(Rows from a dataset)
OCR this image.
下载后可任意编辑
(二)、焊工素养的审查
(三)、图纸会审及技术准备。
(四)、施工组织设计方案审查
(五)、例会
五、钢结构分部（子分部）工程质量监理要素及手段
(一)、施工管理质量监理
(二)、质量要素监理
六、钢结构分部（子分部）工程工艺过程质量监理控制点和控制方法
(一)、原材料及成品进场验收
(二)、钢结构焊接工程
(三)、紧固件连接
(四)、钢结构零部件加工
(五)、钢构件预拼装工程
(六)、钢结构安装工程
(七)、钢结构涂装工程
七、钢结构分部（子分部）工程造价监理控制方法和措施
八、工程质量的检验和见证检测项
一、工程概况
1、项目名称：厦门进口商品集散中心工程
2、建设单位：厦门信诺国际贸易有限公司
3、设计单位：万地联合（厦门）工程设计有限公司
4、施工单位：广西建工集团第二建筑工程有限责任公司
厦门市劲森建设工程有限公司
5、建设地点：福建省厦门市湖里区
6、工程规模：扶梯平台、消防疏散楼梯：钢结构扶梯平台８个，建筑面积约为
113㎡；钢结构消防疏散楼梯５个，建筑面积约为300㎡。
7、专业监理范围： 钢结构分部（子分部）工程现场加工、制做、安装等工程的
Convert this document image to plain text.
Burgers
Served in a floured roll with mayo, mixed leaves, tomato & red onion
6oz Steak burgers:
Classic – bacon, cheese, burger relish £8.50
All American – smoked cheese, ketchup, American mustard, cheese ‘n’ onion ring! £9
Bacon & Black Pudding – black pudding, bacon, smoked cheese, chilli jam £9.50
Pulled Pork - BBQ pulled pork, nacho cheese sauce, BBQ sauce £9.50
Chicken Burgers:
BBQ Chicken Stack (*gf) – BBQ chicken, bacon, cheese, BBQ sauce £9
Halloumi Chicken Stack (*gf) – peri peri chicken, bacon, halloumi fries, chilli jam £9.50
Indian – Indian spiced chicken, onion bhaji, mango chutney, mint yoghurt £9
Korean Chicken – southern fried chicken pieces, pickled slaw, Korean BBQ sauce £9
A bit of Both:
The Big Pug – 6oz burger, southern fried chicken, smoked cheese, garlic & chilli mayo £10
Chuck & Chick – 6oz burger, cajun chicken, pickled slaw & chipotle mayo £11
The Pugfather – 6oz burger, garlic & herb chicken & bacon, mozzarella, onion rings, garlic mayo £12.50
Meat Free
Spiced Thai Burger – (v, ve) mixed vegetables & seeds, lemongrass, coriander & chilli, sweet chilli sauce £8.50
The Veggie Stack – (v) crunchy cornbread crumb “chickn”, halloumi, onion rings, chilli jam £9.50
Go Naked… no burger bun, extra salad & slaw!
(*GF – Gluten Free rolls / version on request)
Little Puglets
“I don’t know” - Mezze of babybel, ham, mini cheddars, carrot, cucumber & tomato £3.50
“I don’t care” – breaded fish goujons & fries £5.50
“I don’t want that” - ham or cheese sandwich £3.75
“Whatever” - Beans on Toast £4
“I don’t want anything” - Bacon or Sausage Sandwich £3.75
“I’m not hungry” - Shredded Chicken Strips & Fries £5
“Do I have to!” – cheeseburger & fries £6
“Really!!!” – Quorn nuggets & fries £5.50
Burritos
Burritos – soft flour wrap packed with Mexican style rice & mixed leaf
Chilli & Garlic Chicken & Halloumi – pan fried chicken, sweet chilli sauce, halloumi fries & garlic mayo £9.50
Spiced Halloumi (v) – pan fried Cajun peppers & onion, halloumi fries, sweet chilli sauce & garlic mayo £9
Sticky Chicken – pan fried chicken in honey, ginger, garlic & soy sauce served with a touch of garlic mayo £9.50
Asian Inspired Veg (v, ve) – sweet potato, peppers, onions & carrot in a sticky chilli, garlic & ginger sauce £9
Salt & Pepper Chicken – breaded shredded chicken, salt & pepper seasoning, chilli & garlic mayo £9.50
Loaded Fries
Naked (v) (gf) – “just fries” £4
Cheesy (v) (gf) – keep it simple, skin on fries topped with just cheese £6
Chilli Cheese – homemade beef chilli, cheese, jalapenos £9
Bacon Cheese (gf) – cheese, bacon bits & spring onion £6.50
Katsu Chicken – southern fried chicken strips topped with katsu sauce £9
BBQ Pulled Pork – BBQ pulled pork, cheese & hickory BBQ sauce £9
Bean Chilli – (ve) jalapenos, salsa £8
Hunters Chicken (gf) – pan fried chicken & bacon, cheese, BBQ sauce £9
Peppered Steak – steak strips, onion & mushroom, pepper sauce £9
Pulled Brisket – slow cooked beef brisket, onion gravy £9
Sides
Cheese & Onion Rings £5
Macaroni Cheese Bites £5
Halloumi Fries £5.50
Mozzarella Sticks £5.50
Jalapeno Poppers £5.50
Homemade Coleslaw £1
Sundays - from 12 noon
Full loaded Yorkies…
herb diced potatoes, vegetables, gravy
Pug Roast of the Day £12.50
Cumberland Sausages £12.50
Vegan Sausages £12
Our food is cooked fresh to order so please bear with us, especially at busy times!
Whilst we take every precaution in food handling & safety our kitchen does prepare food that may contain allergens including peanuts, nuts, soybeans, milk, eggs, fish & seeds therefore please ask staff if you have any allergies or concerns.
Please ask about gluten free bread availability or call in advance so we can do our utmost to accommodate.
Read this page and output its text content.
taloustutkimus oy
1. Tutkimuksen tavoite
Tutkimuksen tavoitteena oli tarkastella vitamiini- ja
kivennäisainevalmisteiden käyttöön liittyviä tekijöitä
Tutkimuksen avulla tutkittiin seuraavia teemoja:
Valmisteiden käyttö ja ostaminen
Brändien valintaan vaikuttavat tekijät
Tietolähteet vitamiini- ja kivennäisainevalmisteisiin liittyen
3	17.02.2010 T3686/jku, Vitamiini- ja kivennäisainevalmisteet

• PROBLEM: Collect each line of the entries that has the word "Pork", copying it in full.

• ANSWER TO THE PROBLEM:
Pulled Pork - BBQ pulled pork, nacho cheese sauce, BBQ sauce £9.50
BBQ Pulled Pork – BBQ pulled pork, cheese & hickory BBQ sauce £9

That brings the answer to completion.